## [The exercise]
Keep only the lines of the listing that include the word "document", and copy them.

## [Given entries]

>> Start

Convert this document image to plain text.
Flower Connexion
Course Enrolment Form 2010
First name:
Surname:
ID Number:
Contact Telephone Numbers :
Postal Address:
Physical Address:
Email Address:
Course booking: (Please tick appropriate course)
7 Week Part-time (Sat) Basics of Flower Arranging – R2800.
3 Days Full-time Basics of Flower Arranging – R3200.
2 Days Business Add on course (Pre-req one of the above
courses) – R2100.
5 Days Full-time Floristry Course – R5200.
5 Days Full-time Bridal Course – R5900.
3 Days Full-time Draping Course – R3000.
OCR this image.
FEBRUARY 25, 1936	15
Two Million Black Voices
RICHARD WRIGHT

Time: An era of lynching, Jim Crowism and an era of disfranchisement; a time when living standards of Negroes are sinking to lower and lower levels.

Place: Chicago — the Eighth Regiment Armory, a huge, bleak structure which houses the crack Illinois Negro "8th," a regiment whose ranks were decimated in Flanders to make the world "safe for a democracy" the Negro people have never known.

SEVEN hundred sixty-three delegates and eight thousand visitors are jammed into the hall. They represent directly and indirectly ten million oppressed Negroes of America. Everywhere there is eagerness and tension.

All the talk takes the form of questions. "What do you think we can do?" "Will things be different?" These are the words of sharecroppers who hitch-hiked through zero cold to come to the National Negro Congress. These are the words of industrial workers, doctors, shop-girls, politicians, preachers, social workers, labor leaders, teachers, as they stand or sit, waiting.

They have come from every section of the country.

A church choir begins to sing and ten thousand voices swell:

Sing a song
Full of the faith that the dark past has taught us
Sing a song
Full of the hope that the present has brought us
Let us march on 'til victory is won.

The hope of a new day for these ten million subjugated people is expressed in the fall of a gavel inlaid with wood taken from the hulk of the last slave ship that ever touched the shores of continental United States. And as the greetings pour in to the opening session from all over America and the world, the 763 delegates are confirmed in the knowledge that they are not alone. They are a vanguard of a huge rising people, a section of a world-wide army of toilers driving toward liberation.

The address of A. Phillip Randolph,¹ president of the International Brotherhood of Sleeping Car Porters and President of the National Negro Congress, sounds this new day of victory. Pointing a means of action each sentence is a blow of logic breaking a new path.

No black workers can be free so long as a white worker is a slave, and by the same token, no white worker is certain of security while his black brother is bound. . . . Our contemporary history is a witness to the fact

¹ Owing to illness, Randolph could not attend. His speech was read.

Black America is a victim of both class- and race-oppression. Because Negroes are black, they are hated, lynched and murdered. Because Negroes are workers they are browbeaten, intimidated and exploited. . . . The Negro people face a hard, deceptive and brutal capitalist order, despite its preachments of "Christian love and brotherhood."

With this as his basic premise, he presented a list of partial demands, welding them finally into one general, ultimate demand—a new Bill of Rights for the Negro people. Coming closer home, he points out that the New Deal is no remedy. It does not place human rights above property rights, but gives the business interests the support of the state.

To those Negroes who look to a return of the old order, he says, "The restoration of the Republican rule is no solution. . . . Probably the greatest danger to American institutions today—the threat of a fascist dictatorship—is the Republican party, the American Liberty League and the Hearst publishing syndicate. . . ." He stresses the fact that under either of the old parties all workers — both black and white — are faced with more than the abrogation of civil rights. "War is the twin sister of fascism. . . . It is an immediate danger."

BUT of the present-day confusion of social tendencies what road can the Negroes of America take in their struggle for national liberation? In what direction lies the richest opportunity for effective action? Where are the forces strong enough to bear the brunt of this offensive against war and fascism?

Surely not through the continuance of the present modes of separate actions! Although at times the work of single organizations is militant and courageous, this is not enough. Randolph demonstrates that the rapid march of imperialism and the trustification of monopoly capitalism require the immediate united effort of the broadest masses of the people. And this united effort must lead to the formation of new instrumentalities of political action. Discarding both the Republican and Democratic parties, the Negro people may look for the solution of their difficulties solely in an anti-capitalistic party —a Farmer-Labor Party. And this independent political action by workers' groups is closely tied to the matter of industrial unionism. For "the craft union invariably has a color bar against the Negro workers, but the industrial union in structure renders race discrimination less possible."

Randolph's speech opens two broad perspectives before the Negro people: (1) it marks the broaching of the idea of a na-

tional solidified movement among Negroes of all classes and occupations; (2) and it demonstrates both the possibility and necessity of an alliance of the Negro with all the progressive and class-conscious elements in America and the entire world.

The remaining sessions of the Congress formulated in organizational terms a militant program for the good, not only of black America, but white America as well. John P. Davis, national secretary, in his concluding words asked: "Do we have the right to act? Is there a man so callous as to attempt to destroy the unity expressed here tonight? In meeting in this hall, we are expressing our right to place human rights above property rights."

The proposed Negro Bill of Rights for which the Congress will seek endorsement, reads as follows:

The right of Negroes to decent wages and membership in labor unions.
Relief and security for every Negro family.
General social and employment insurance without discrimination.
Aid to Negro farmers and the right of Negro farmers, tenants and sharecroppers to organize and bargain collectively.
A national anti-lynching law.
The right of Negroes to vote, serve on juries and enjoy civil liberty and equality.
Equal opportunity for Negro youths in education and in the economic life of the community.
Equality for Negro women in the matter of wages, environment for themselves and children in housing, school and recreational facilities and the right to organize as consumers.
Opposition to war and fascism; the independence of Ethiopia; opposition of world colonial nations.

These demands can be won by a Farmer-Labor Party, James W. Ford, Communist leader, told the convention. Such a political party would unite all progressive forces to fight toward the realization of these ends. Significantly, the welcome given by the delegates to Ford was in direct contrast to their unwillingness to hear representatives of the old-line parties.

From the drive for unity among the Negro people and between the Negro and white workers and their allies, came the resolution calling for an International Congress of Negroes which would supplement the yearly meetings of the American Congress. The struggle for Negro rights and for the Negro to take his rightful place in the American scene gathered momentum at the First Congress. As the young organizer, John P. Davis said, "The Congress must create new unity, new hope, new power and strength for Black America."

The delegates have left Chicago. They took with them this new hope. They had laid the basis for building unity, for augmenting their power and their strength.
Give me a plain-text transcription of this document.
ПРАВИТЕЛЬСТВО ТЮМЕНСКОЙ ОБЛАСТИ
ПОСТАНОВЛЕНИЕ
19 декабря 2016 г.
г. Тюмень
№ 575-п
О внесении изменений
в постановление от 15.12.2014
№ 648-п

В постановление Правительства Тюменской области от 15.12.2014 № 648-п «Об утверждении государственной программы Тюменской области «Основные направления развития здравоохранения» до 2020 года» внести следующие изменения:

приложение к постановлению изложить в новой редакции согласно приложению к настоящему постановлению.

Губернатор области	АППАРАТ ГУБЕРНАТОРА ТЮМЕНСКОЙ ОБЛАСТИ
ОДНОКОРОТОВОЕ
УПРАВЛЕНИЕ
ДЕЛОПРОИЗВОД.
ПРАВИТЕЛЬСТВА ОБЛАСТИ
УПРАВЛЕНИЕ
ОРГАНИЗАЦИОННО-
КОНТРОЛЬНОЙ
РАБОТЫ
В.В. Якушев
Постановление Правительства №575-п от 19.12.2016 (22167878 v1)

>> End

## [Written reply]
Convert this document image to plain text.
Give me a plain-text transcription of this document.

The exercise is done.